Excerpt provided ▸

......

Now, the truth is we do not know what will happen – there is little conclusive evidence.  But, already, there is talk about a post-work society and the call for a Universal Basic Income, an idea embraced amongst others by Milton Friedman, Silicon Valley and some on the left. Some want to fund it by taxing robots, others by a tax on using customers data.

I believe UBI is a counsel of despair. A signal that we have given up on fixing the social contract that binds our society together. It would be the victory of selfish individualism.

Society can wash its hands of responsibility for the poor. The jobless can be abandoned. Across the country, workless neighbourhoods would become impoverished reservations of the dispossessed, subservient to and totally dependent on the state, denied any proper agency of their own.

When people come to my constituency surgeries without work, they want help to get back on their own two feet and to provide for themselves – they do not want to depend on the state for everything.

So our challenge here in Britain is to make work matter. We need to put people at the heart of business success. Automation could liberate people from drudgery, if the public and private sectors work in partnership to make it happen. Work could become more fulfilling. In the new economy our most valuable asset will be human beings.

Machines can only simulate. We have emotional intelligence, perception and the capacity to create, empathise, persuade and reason in abstract ways. We can make imaginative leaps, and we have intuition. In the new economy what will have added value is what is devalued today – the emotional labour of caring, communicating, connecting and creating.

We will not be able to achieve successful businesses in a failing society. There will be a few who believe otherwise but the headwinds will be against them. We do not want glittering technology in a shabby and run down country. The purpose of technology is to help us achieve human flourishing and the common good. There is such a thing as society so we must therefore protect the most vulnerable and ensure the benefits of these new technologies are apportioned in a social just way.

So we will need to work out together how we can best retain and retrain. How we can employ new technologies to enhance human connection not impoverish it. What kind of ethics of algorithms, data and privacy we need. Facebook, Google and Amazon are the new oil companies mining data and we need to regulate these platform monopolies, stop transfer pricing, and make sure they pay their fair share of tax.

......

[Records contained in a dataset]
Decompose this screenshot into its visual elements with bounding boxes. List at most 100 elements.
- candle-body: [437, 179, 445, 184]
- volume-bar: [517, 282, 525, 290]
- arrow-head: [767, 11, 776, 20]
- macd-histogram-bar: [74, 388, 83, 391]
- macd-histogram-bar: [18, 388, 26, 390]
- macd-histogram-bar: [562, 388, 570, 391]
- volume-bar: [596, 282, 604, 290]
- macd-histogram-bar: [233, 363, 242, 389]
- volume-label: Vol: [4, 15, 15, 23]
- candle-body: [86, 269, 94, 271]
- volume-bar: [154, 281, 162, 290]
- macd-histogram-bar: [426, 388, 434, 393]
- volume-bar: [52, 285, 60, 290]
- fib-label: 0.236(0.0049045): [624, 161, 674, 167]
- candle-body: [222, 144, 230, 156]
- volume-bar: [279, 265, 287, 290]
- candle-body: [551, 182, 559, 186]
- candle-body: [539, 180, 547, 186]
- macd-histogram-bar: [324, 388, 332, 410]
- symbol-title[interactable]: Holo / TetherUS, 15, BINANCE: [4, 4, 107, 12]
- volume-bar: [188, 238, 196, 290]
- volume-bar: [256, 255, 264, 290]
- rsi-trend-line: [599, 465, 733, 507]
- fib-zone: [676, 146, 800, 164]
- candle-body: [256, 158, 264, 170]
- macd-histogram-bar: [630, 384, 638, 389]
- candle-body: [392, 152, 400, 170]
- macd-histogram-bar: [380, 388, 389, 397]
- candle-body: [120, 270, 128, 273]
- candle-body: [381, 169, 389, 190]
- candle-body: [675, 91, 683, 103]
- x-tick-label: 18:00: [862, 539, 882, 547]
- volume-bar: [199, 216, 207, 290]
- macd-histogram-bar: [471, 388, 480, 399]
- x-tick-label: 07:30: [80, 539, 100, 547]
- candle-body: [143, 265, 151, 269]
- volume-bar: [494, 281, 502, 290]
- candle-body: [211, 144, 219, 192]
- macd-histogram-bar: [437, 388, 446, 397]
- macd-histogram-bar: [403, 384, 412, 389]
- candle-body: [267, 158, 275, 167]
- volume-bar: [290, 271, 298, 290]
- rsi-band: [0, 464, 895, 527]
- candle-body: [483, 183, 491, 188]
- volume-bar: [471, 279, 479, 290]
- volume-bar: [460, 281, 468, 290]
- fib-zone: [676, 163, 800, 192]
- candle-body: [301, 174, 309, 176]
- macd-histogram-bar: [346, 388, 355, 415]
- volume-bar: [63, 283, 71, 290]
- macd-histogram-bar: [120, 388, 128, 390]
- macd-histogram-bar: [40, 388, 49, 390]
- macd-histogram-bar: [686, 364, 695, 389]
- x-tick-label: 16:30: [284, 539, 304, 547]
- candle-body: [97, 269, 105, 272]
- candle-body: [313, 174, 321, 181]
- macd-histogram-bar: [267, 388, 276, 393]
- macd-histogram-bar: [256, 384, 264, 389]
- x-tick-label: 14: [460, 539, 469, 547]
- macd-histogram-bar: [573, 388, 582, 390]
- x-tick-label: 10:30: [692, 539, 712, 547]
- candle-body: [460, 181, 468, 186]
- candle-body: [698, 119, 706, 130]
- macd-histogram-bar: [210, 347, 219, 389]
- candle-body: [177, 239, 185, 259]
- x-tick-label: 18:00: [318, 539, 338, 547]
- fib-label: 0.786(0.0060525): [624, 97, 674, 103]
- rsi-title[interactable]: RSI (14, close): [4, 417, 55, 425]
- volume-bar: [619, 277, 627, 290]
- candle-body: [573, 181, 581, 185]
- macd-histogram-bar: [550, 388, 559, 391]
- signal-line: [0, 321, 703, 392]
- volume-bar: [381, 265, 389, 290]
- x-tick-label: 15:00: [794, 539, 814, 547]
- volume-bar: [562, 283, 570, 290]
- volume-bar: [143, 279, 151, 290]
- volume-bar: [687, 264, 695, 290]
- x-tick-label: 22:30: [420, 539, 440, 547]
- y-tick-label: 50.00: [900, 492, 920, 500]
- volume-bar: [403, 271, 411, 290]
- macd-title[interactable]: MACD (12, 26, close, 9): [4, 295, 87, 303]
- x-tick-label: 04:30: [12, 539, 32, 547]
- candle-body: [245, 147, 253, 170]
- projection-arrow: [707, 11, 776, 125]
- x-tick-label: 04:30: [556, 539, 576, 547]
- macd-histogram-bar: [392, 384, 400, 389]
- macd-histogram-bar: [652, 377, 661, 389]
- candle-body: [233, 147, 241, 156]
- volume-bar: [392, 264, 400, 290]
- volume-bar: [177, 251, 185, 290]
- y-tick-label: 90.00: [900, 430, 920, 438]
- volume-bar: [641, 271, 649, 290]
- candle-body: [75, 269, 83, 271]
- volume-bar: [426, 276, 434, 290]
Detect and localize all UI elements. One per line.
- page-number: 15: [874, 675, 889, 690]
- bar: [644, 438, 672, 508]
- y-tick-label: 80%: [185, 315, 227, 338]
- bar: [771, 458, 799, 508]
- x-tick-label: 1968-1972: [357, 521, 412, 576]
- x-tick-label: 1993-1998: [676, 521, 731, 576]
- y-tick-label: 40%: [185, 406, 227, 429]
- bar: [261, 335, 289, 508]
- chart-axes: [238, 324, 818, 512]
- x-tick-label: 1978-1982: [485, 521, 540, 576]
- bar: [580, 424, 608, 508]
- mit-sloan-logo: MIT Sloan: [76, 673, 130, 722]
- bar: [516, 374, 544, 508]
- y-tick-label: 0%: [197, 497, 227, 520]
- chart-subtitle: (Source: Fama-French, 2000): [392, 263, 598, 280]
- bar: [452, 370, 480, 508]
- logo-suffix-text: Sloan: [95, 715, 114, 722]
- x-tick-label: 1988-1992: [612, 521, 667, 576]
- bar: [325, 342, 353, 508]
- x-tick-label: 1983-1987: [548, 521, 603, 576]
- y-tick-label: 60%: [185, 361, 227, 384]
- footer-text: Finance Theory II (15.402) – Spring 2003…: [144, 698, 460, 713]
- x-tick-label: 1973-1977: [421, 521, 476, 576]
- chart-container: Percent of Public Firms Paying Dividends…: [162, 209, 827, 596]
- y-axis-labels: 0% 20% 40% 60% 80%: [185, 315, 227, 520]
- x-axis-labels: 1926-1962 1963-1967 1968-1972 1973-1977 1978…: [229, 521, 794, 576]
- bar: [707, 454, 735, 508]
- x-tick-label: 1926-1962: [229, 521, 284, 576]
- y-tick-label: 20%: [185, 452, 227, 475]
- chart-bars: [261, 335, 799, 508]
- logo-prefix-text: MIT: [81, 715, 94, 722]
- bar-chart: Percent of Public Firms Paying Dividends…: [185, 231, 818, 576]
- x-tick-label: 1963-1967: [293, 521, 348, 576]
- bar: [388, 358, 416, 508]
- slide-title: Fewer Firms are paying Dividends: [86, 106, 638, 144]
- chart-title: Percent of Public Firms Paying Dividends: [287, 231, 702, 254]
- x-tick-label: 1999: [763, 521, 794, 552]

......

Problem to work on ▸
Continue the text on automation and the future of work, starting after its final sentence.

Output for this task ▸
Mr Ambassador your country is leading the way in this cooperative approach. In Germany your former Federal Minister of Labour and Social Affairs Andrea Nahles has called for a new ‘social compromise which benefits employers and workers alike’. I know your trade unions are playing an impressive role. Here in Britain our TUC recognise this and along with the CBI are following your example with a call for a Joint Commission on Artificial Intelligence to bring together business, employees and academics to examine the impact of AI on people and jobs – I fully support this.

Our Anglo Saxon economy has much to gain from co-determination, worker participation, and a national system of life long vocational education.

In the new age of knowledge we will need an education system that encourages our children to learn how to think creatively and learn emotional intelligence. We will need a skills system that provides lifelong learning for all of us far into adult life, so we can adapt to a fast changing labour market. We will need a national infrastructure fit for the 21st century. We will need a new model of social insurance based on contribution which will help enable each of us to acquire the assets and capabilities we will need for our security and prosperity, and much more.

Thank you again for inviting me today to open your conference. I wish you an enjoyable and productive day.

Whatever the final outcome of Brexit I trust we British and Germans will remain true friends. I would like to believe that we will work together and help one another to shape the future of our European continent.